_Request_
Pictures do not belong in your copy. Repeat all the other data exactly.

_Saved entries_

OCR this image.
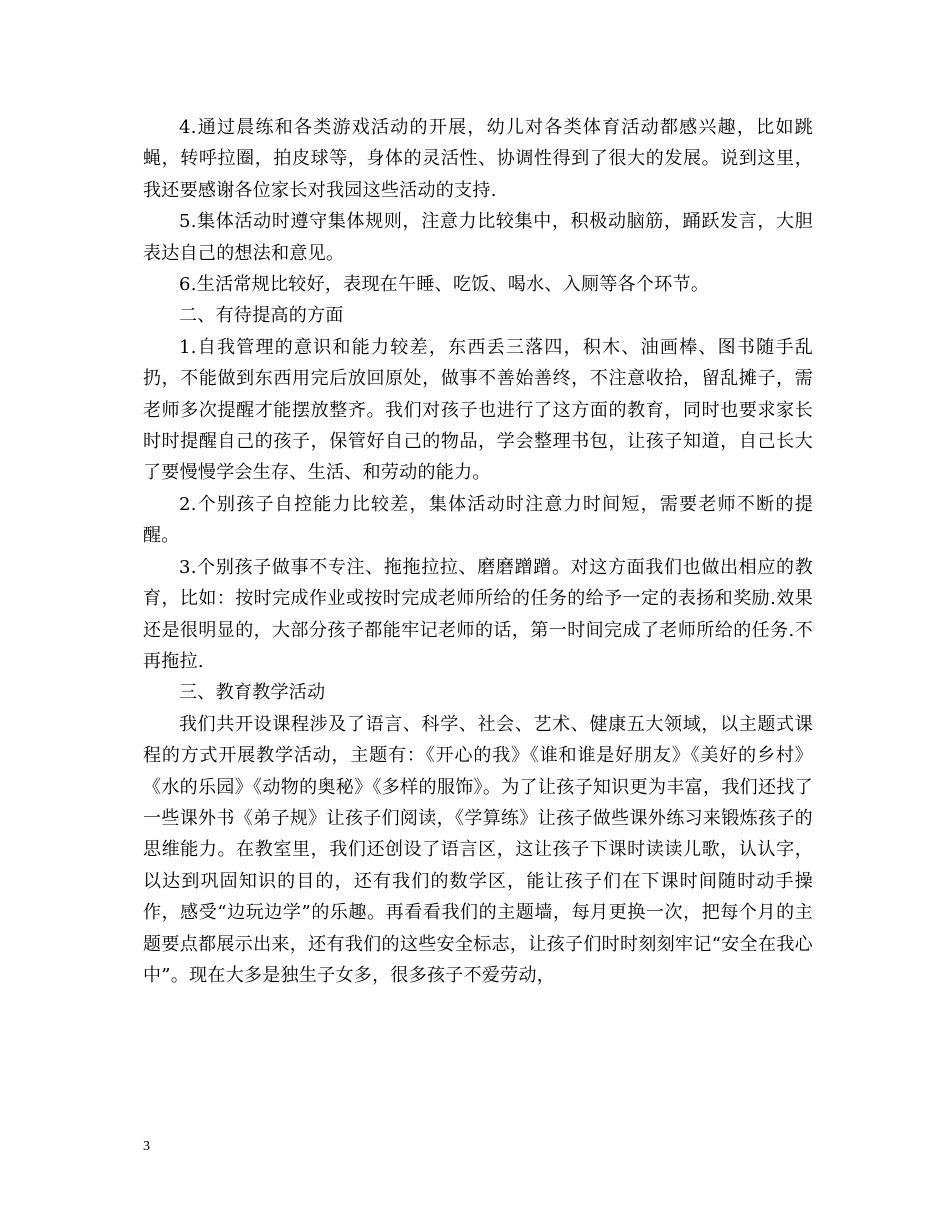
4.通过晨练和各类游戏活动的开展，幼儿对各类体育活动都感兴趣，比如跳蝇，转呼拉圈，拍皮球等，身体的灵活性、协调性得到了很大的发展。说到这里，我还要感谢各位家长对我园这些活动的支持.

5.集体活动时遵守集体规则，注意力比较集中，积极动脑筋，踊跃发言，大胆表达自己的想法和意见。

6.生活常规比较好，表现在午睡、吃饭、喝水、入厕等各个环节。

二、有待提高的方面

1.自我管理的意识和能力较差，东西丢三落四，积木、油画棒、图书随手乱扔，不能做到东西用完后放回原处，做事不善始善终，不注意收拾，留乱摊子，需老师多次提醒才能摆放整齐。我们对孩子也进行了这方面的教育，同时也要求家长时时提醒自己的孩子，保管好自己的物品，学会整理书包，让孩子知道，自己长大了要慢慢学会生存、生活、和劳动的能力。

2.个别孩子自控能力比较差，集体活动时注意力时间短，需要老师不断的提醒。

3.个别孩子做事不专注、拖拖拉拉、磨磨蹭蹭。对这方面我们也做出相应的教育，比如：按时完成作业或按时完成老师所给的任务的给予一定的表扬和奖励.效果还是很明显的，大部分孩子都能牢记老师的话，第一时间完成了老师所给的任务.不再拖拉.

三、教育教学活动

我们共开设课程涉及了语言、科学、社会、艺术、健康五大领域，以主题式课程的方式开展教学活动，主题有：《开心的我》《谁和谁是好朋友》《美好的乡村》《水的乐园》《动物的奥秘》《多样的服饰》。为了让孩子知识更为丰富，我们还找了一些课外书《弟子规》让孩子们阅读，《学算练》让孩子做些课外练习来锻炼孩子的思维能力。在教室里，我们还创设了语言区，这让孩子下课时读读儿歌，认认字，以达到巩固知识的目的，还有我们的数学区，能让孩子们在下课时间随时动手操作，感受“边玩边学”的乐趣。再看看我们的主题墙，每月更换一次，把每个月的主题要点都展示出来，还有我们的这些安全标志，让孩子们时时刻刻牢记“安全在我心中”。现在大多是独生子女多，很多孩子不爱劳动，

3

_Answer to this problem_
OCR this image.
4.通过晨练和各类游戏活动的开展，幼儿对各类体育活动都感兴趣，比如跳蝇，转呼拉圈，拍皮球等，身体的灵活性、协调性得到了很大的发展。说到这里，我还要感谢各位家长对我园这些活动的支持.

5.集体活动时遵守集体规则，注意力比较集中，积极动脑筋，踊跃发言，大胆表达自己的想法和意见。

6.生活常规比较好，表现在午睡、吃饭、喝水、入厕等各个环节。

二、有待提高的方面

1.自我管理的意识和能力较差，东西丢三落四，积木、油画棒、图书随手乱扔，不能做到东西用完后放回原处，做事不善始善终，不注意收拾，留乱摊子，需老师多次提醒才能摆放整齐。我们对孩子也进行了这方面的教育，同时也要求家长时时提醒自己的孩子，保管好自己的物品，学会整理书包，让孩子知道，自己长大了要慢慢学会生存、生活、和劳动的能力。

2.个别孩子自控能力比较差，集体活动时注意力时间短，需要老师不断的提醒。

3.个别孩子做事不专注、拖拖拉拉、磨磨蹭蹭。对这方面我们也做出相应的教育，比如：按时完成作业或按时完成老师所给的任务的给予一定的表扬和奖励.效果还是很明显的，大部分孩子都能牢记老师的话，第一时间完成了老师所给的任务.不再拖拉.

三、教育教学活动

我们共开设课程涉及了语言、科学、社会、艺术、健康五大领域，以主题式课程的方式开展教学活动，主题有：《开心的我》《谁和谁是好朋友》《美好的乡村》《水的乐园》《动物的奥秘》《多样的服饰》。为了让孩子知识更为丰富，我们还找了一些课外书《弟子规》让孩子们阅读，《学算练》让孩子做些课外练习来锻炼孩子的思维能力。在教室里，我们还创设了语言区，这让孩子下课时读读儿歌，认认字，以达到巩固知识的目的，还有我们的数学区，能让孩子们在下课时间随时动手操作，感受“边玩边学”的乐趣。再看看我们的主题墙，每月更换一次，把每个月的主题要点都展示出来，还有我们的这些安全标志，让孩子们时时刻刻牢记“安全在我心中”。现在大多是独生子女多，很多孩子不爱劳动，

3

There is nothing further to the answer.